→ **WORK REQUIRED**
Look through the lines below and extract any with the word "Доступная".

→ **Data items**
---

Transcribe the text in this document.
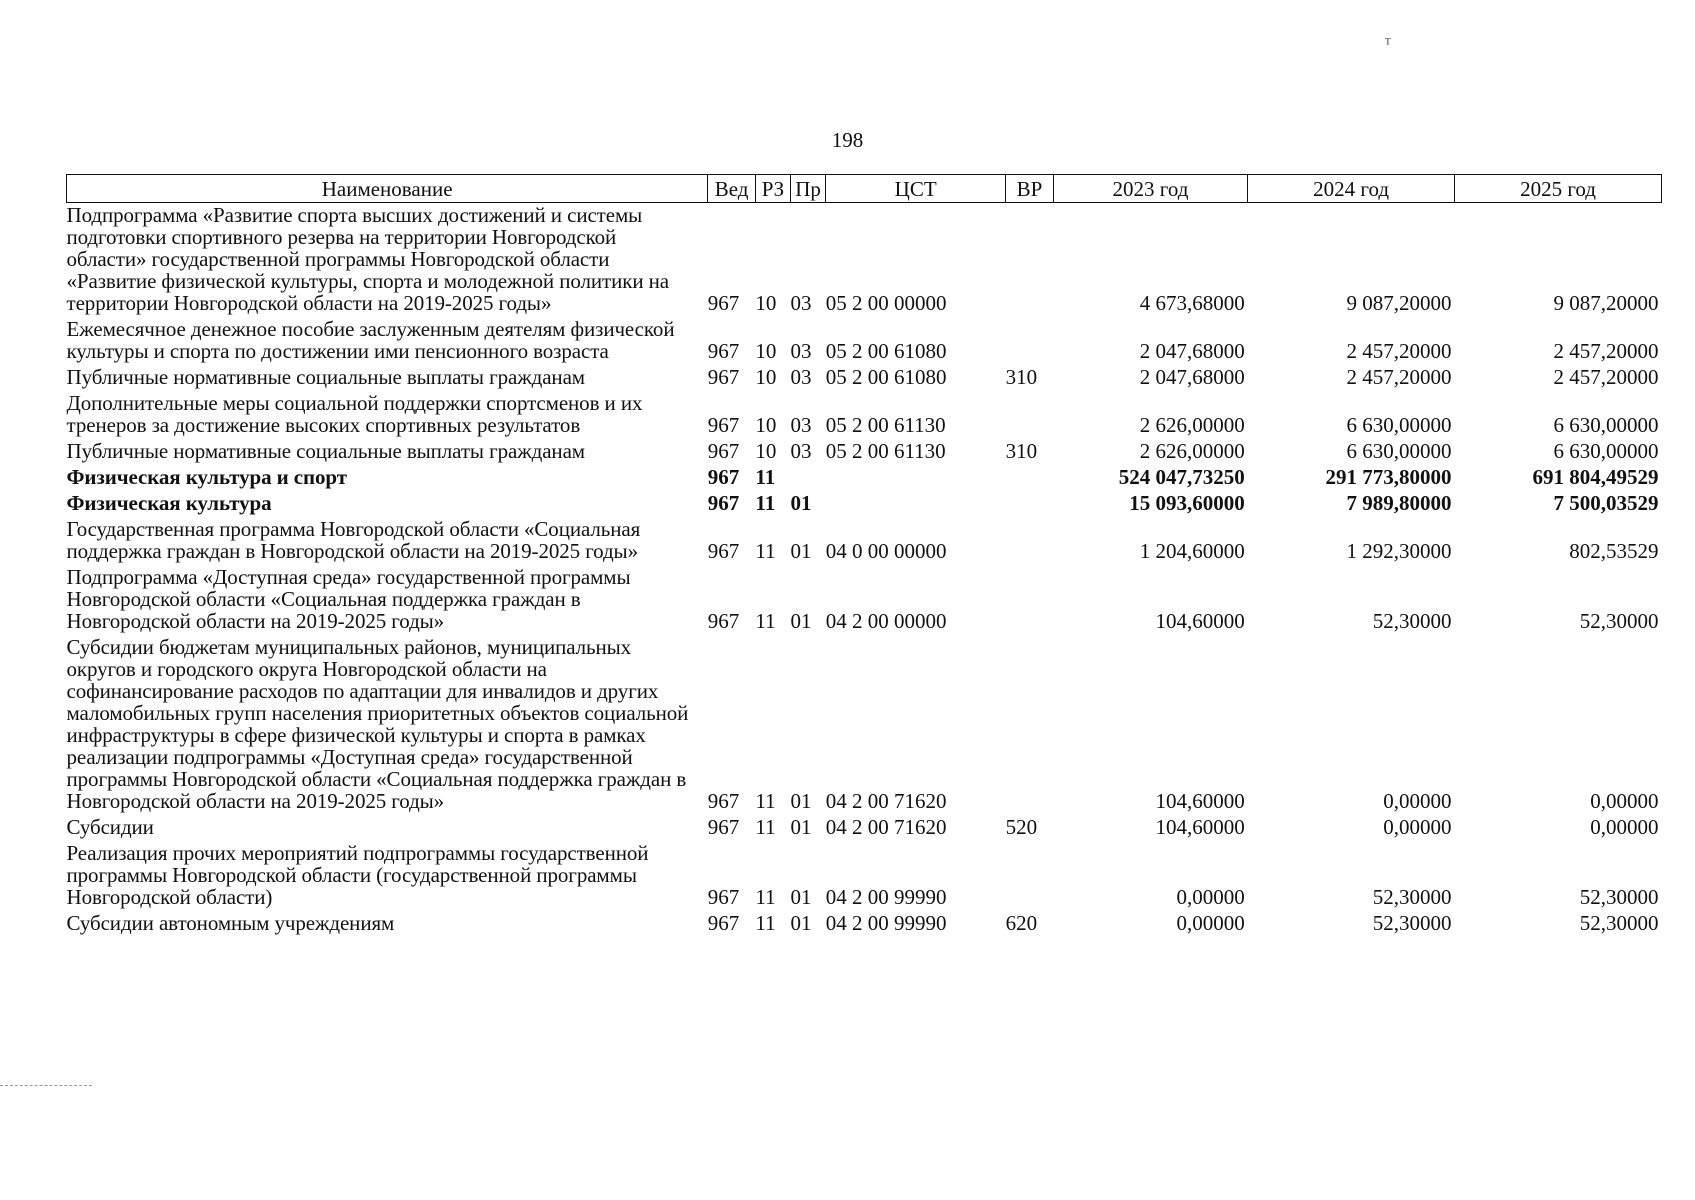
ᵀ
198
Наименование	Вед	РЗ	Пр	ЦСТ	ВР	2023 год	2024 год	2025 год
Подпрограмма «Развитие спорта высших достижений и системы подготовки спортивного резерва на территории Новгородской области» государственной программы Новгородской области «Развитие физической культуры, спорта и молодежной политики на территории Новгородской области на 2019-2025 годы»	967	10	03	05 2 00 00000		4 673,68000	9 087,20000	9 087,20000
Ежемесячное денежное пособие заслуженным деятелям физической культуры и спорта по достижении ими пенсионного возраста	967	10	03	05 2 00 61080		2 047,68000	2 457,20000	2 457,20000
Публичные нормативные социальные выплаты гражданам	967	10	03	05 2 00 61080	310	2 047,68000	2 457,20000	2 457,20000
Дополнительные меры социальной поддержки спортсменов и их тренеров за достижение высоких спортивных результатов	967	10	03	05 2 00 61130		2 626,00000	6 630,00000	6 630,00000
Публичные нормативные социальные выплаты гражданам	967	10	03	05 2 00 61130	310	2 626,00000	6 630,00000	6 630,00000
Физическая культура и спорт	967	11				524 047,73250	291 773,80000	691 804,49529
Физическая культура	967	11	01			15 093,60000	7 989,80000	7 500,03529
Государственная программа Новгородской области «Социальная поддержка граждан в Новгородской области на 2019-2025 годы»	967	11	01	04 0 00 00000		1 204,60000	1 292,30000	802,53529
Подпрограмма «Доступная среда» государственной программы Новгородской области «Социальная поддержка граждан в Новгородской области на 2019-2025 годы»	967	11	01	04 2 00 00000		104,60000	52,30000	52,30000
Субсидии бюджетам муниципальных районов, муниципальных округов и городского округа Новгородской области на софинансирование расходов по адаптации для инвалидов и других маломобильных групп населения приоритетных объектов социальной инфраструктуры в сфере физической культуры и спорта в рамках реализации подпрограммы «Доступная среда» государственной программы Новгородской области «Социальная поддержка граждан в Новгородской области на 2019-2025 годы»	967	11	01	04 2 00 71620		104,60000	0,00000	0,00000
Субсидии	967	11	01	04 2 00 71620	520	104,60000	0,00000	0,00000
Реализация прочих мероприятий подпрограммы государственной программы Новгородской области (государственной программы Новгородской области)	967	11	01	04 2 00 99990		0,00000	52,30000	52,30000
Субсидии автономным учреждениям	967	11	01	04 2 00 99990	620	0,00000	52,30000	52,30000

---

→ **REPLY**
Подпрограмма «Доступная среда» государственной программы Новгородской области «Социальная поддержка граждан в Новгородской области на 2019-2025 годы»	967	11	01	04 2 00 00000		104,60000	52,30000	52,30000
Субсидии бюджетам муниципальных районов, муниципальных округов и городского округа Новгородской области на софинансирование расходов по адаптации для инвалидов и других маломобильных групп населения приоритетных объектов социальной инфраструктуры в сфере физической культуры и спорта в рамках реализации подпрограммы «Доступная среда» государственной программы Новгородской области «Социальная поддержка граждан в Новгородской области на 2019-2025 годы»	967	11	01	04 2 00 71620		104,60000	0,00000	0,00000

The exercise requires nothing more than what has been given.